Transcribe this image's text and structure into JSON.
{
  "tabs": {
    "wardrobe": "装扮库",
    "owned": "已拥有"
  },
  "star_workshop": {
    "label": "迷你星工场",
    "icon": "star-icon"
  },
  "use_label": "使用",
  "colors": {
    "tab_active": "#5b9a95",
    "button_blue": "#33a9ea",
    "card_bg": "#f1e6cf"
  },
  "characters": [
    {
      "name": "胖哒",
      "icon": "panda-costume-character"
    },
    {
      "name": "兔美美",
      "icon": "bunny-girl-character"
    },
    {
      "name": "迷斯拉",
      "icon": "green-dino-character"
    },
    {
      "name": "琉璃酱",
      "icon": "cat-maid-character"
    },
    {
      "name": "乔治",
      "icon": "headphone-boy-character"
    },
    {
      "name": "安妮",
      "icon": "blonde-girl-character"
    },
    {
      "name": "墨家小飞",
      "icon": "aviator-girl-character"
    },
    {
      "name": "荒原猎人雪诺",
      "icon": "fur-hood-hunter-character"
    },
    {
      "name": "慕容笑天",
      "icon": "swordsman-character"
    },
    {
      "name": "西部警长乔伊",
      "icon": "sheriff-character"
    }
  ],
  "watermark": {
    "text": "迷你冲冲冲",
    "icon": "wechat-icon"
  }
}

══════════

What the exercise asks: Copy in full each line that holds the word "name".

Complete answer:
      "name": "胖哒",
      "name": "兔美美",
      "name": "迷斯拉",
      "name": "琉璃酱",
      "name": "乔治",
      "name": "安妮",
      "name": "墨家小飞",
      "name": "荒原猎人雪诺",
      "name": "慕容笑天",
      "name": "西部警长乔伊",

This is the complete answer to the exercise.